## TASK INSTRUCTIONS
Collect every line of the records below that contains the word "dimensões".

Data excerpts
%%
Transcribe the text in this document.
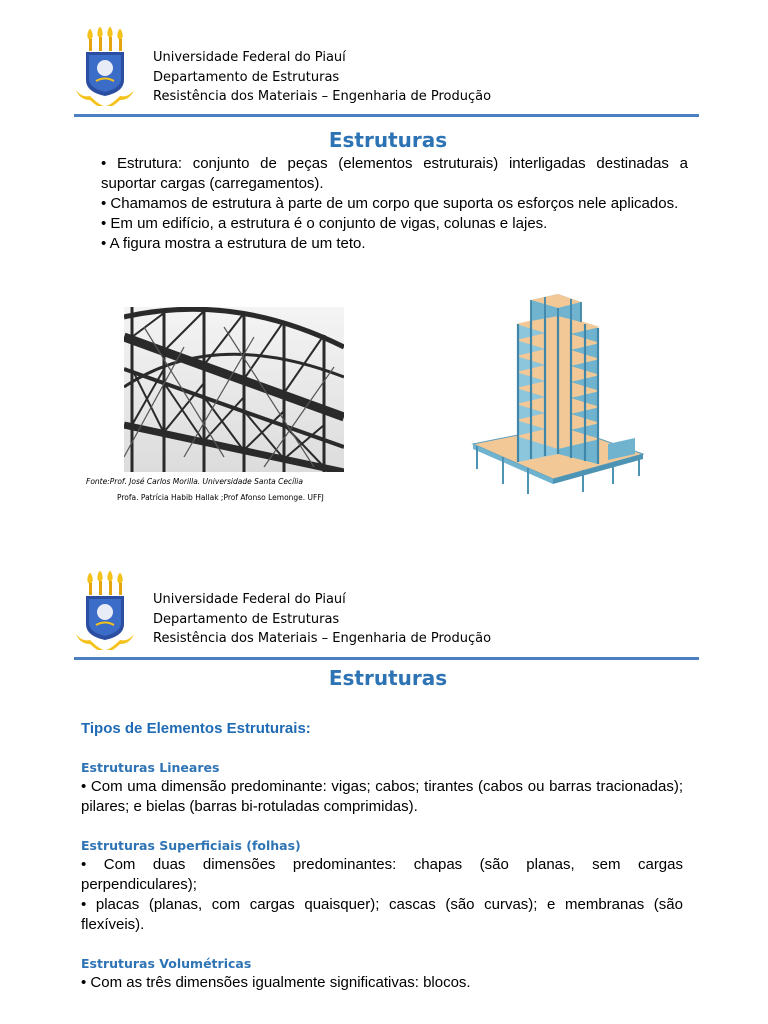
Universidade Federal do Piauí
Departamento de Estruturas
Resistência dos Materiais – Engenharia de Produção
Estruturas

• Estrutura: conjunto de peças (elementos estruturais) interligadas destinadas a suportar cargas (carregamentos).

• Chamamos de estrutura à parte de um corpo que suporta os esforços nele aplicados.

• Em um edifício, a estrutura é o conjunto de vigas, colunas e lajes.

• A figura mostra a estrutura de um teto.

Fonte:Prof. José Carlos Morilla. Universidade Santa Cecília
Profa. Patrícia Habib Hallak ;Prof Afonso Lemonge. UFFJ
Universidade Federal do Piauí
Departamento de Estruturas
Resistência dos Materiais – Engenharia de Produção
Estruturas
Tipos de Elementos Estruturais:

Estruturas Lineares

• Com uma dimensão predominante: vigas; cabos; tirantes (cabos ou barras tracionadas); pilares; e bielas (barras bi-rotuladas comprimidas).

Estruturas Superficiais (folhas)

• Com duas dimensões predominantes: chapas (são planas, sem cargas perpendiculares);

• placas (planas, com cargas quaisquer); cascas (são curvas); e membranas (são flexíveis).

Estruturas Volumétricas

• Com as três dimensões igualmente significativas: blocos.
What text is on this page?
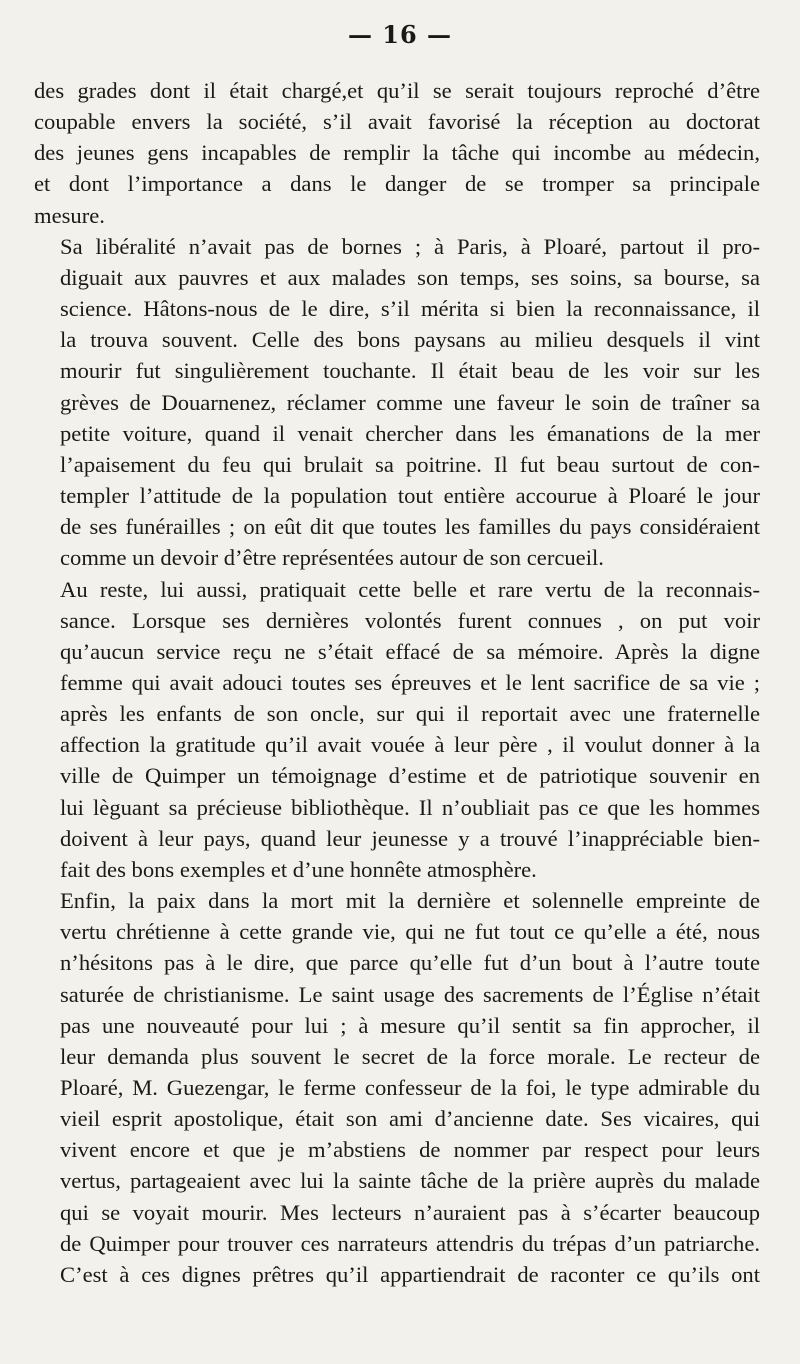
— 16 —
des grades dont il était chargé,et qu’il se serait toujours reproché d’être
coupable envers la société, s’il avait favorisé la réception au doctorat
des jeunes gens incapables de remplir la tâche qui incombe au médecin,
et dont l’importance a dans le danger de se tromper sa principale
mesure.
Sa libéralité n’avait pas de bornes ; à Paris, à Ploaré, partout il pro-
diguait aux pauvres et aux malades son temps, ses soins, sa bourse, sa
science. Hâtons-nous de le dire, s’il mérita si bien la reconnaissance, il
la trouva souvent. Celle des bons paysans au milieu desquels il vint
mourir fut singulièrement touchante. Il était beau de les voir sur les
grèves de Douarnenez, réclamer comme une faveur le soin de traîner sa
petite voiture, quand il venait chercher dans les émanations de la mer
l’apaisement du feu qui brulait sa poitrine. Il fut beau surtout de con-
templer l’attitude de la population tout entière accourue à Ploaré le jour
de ses funérailles ; on eût dit que toutes les familles du pays considéraient
comme un devoir d’être représentées autour de son cercueil.
Au reste, lui aussi, pratiquait cette belle et rare vertu de la reconnais-
sance. Lorsque ses dernières volontés furent connues , on put voir
qu’aucun service reçu ne s’était effacé de sa mémoire. Après la digne
femme qui avait adouci toutes ses épreuves et le lent sacrifice de sa vie ;
après les enfants de son oncle, sur qui il reportait avec une fraternelle
affection la gratitude qu’il avait vouée à leur père , il voulut donner à la
ville de Quimper un témoignage d’estime et de patriotique souvenir en
lui lèguant sa précieuse bibliothèque. Il n’oubliait pas ce que les hommes
doivent à leur pays, quand leur jeunesse y a trouvé l’inappréciable bien-
fait des bons exemples et d’une honnête atmosphère.
Enfin, la paix dans la mort mit la dernière et solennelle empreinte de
vertu chrétienne à cette grande vie, qui ne fut tout ce qu’elle a été, nous
n’hésitons pas à le dire, que parce qu’elle fut d’un bout à l’autre toute
saturée de christianisme. Le saint usage des sacrements de l’Église n’était
pas une nouveauté pour lui ; à mesure qu’il sentit sa fin approcher, il
leur demanda plus souvent le secret de la force morale. Le recteur de
Ploaré, M. Guezengar, le ferme confesseur de la foi, le type admirable du
vieil esprit apostolique, était son ami d’ancienne date. Ses vicaires, qui
vivent encore et que je m’abstiens de nommer par respect pour leurs
vertus, partageaient avec lui la sainte tâche de la prière auprès du malade
qui se voyait mourir. Mes lecteurs n’auraient pas à s’écarter beaucoup
de Quimper pour trouver ces narrateurs attendris du trépas d’un patriarche.
C’est à ces dignes prêtres qu’il appartiendrait de raconter ce qu’ils ont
%%
## TASK SOLUTION
• Com duas dimensões predominantes: chapas (são planas, sem cargas perpendiculares);
• Com as três dimensões igualmente significativas: blocos.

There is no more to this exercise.